# Exercise task
All of the data should be repeated exactly; pictures are not part of the copy.

Stored records
--- --- ---

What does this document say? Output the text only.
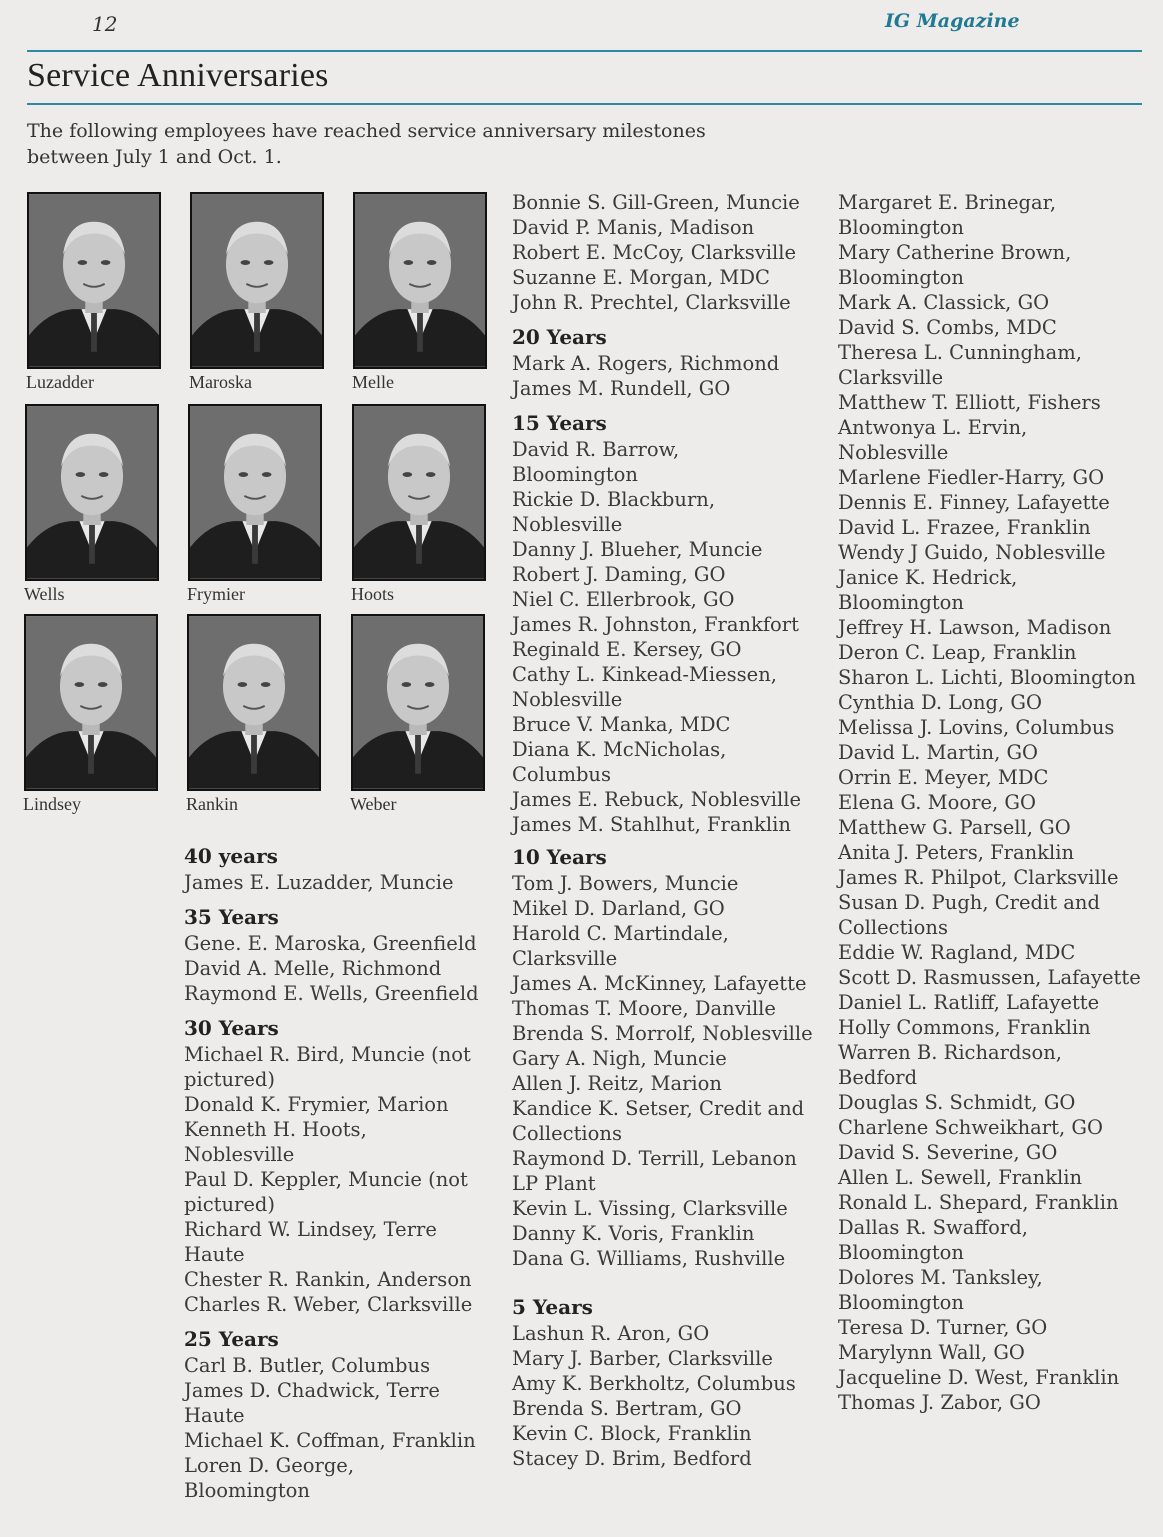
12	IG Magazine
Service Anniversaries
The following employees have reached service anniversary milestones between July 1 and Oct. 1.
Luzadder	Maroska	Melle
Wells	Frymier	Hoots
Lindsey	Rankin	Weber
40 years
James E. Luzadder, Muncie
35 Years
Gene. E. Maroska, Greenfield
David A. Melle, Richmond
Raymond E. Wells, Greenfield
30 Years
Michael R. Bird, Muncie (not
pictured)
Donald K. Frymier, Marion
Kenneth H. Hoots,
Noblesville
Paul D. Keppler, Muncie (not
pictured)
Richard W. Lindsey, Terre
Haute
Chester R. Rankin, Anderson
Charles R. Weber, Clarksville
25 Years
Carl B. Butler, Columbus
James D. Chadwick, Terre
Haute
Michael K. Coffman, Franklin
Loren D. George,
Bloomington
Bonnie S. Gill-Green, Muncie
David P. Manis, Madison
Robert E. McCoy, Clarksville
Suzanne E. Morgan, MDC
John R. Prechtel, Clarksville
20 Years
Mark A. Rogers, Richmond
James M. Rundell, GO
15 Years
David R. Barrow,
Bloomington
Rickie D. Blackburn,
Noblesville
Danny J. Blueher, Muncie
Robert J. Daming, GO
Niel C. Ellerbrook, GO
James R. Johnston, Frankfort
Reginald E. Kersey, GO
Cathy L. Kinkead-Miessen,
Noblesville
Bruce V. Manka, MDC
Diana K. McNicholas,
Columbus
James E. Rebuck, Noblesville
James M. Stahlhut, Franklin
10 Years
Tom J. Bowers, Muncie
Mikel D. Darland, GO
Harold C. Martindale,
Clarksville
James A. McKinney, Lafayette
Thomas T. Moore, Danville
Brenda S. Morrolf, Noblesville
Gary A. Nigh, Muncie
Allen J. Reitz, Marion
Kandice K. Setser, Credit and
Collections
Raymond D. Terrill, Lebanon
LP Plant
Kevin L. Vissing, Clarksville
Danny K. Voris, Franklin
Dana G. Williams, Rushville
5 Years
Lashun R. Aron, GO
Mary J. Barber, Clarksville
Amy K. Berkholtz, Columbus
Brenda S. Bertram, GO
Kevin C. Block, Franklin
Stacey D. Brim, Bedford
Margaret E. Brinegar,
Bloomington
Mary Catherine Brown,
Bloomington
Mark A. Classick, GO
David S. Combs, MDC
Theresa L. Cunningham,
Clarksville
Matthew T. Elliott, Fishers
Antwonya L. Ervin,
Noblesville
Marlene Fiedler-Harry, GO
Dennis E. Finney, Lafayette
David L. Frazee, Franklin
Wendy J Guido, Noblesville
Janice K. Hedrick,
Bloomington
Jeffrey H. Lawson, Madison
Deron C. Leap, Franklin
Sharon L. Lichti, Bloomington
Cynthia D. Long, GO
Melissa J. Lovins, Columbus
David L. Martin, GO
Orrin E. Meyer, MDC
Elena G. Moore, GO
Matthew G. Parsell, GO
Anita J. Peters, Franklin
James R. Philpot, Clarksville
Susan D. Pugh, Credit and
Collections
Eddie W. Ragland, MDC
Scott D. Rasmussen, Lafayette
Daniel L. Ratliff, Lafayette
Holly Commons, Franklin
Warren B. Richardson,
Bedford
Douglas S. Schmidt, GO
Charlene Schweikhart, GO
David S. Severine, GO
Allen L. Sewell, Franklin
Ronald L. Shepard, Franklin
Dallas R. Swafford,
Bloomington
Dolores M. Tanksley,
Bloomington
Teresa D. Turner, GO
Marylynn Wall, GO
Jacqueline D. West, Franklin
Thomas J. Zabor, GO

--- --- ---

# Task answer
What does this document say? Output the text only.
12	IG Magazine
Service Anniversaries
The following employees have reached service anniversary milestones between July 1 and Oct. 1.
Luzadder	Maroska	Melle
Wells	Frymier	Hoots
Lindsey	Rankin	Weber
40 years
James E. Luzadder, Muncie
35 Years
Gene. E. Maroska, Greenfield
David A. Melle, Richmond
Raymond E. Wells, Greenfield
30 Years
Michael R. Bird, Muncie (not
pictured)
Donald K. Frymier, Marion
Kenneth H. Hoots,
Noblesville
Paul D. Keppler, Muncie (not
pictured)
Richard W. Lindsey, Terre
Haute
Chester R. Rankin, Anderson
Charles R. Weber, Clarksville
25 Years
Carl B. Butler, Columbus
James D. Chadwick, Terre
Haute
Michael K. Coffman, Franklin
Loren D. George,
Bloomington
Bonnie S. Gill-Green, Muncie
David P. Manis, Madison
Robert E. McCoy, Clarksville
Suzanne E. Morgan, MDC
John R. Prechtel, Clarksville
20 Years
Mark A. Rogers, Richmond
James M. Rundell, GO
15 Years
David R. Barrow,
Bloomington
Rickie D. Blackburn,
Noblesville
Danny J. Blueher, Muncie
Robert J. Daming, GO
Niel C. Ellerbrook, GO
James R. Johnston, Frankfort
Reginald E. Kersey, GO
Cathy L. Kinkead-Miessen,
Noblesville
Bruce V. Manka, MDC
Diana K. McNicholas,
Columbus
James E. Rebuck, Noblesville
James M. Stahlhut, Franklin
10 Years
Tom J. Bowers, Muncie
Mikel D. Darland, GO
Harold C. Martindale,
Clarksville
James A. McKinney, Lafayette
Thomas T. Moore, Danville
Brenda S. Morrolf, Noblesville
Gary A. Nigh, Muncie
Allen J. Reitz, Marion
Kandice K. Setser, Credit and
Collections
Raymond D. Terrill, Lebanon
LP Plant
Kevin L. Vissing, Clarksville
Danny K. Voris, Franklin
Dana G. Williams, Rushville
5 Years
Lashun R. Aron, GO
Mary J. Barber, Clarksville
Amy K. Berkholtz, Columbus
Brenda S. Bertram, GO
Kevin C. Block, Franklin
Stacey D. Brim, Bedford
Margaret E. Brinegar,
Bloomington
Mary Catherine Brown,
Bloomington
Mark A. Classick, GO
David S. Combs, MDC
Theresa L. Cunningham,
Clarksville
Matthew T. Elliott, Fishers
Antwonya L. Ervin,
Noblesville
Marlene Fiedler-Harry, GO
Dennis E. Finney, Lafayette
David L. Frazee, Franklin
Wendy J Guido, Noblesville
Janice K. Hedrick,
Bloomington
Jeffrey H. Lawson, Madison
Deron C. Leap, Franklin
Sharon L. Lichti, Bloomington
Cynthia D. Long, GO
Melissa J. Lovins, Columbus
David L. Martin, GO
Orrin E. Meyer, MDC
Elena G. Moore, GO
Matthew G. Parsell, GO
Anita J. Peters, Franklin
James R. Philpot, Clarksville
Susan D. Pugh, Credit and
Collections
Eddie W. Ragland, MDC
Scott D. Rasmussen, Lafayette
Daniel L. Ratliff, Lafayette
Holly Commons, Franklin
Warren B. Richardson,
Bedford
Douglas S. Schmidt, GO
Charlene Schweikhart, GO
David S. Severine, GO
Allen L. Sewell, Franklin
Ronald L. Shepard, Franklin
Dallas R. Swafford,
Bloomington
Dolores M. Tanksley,
Bloomington
Teresa D. Turner, GO
Marylynn Wall, GO
Jacqueline D. West, Franklin
Thomas J. Zabor, GO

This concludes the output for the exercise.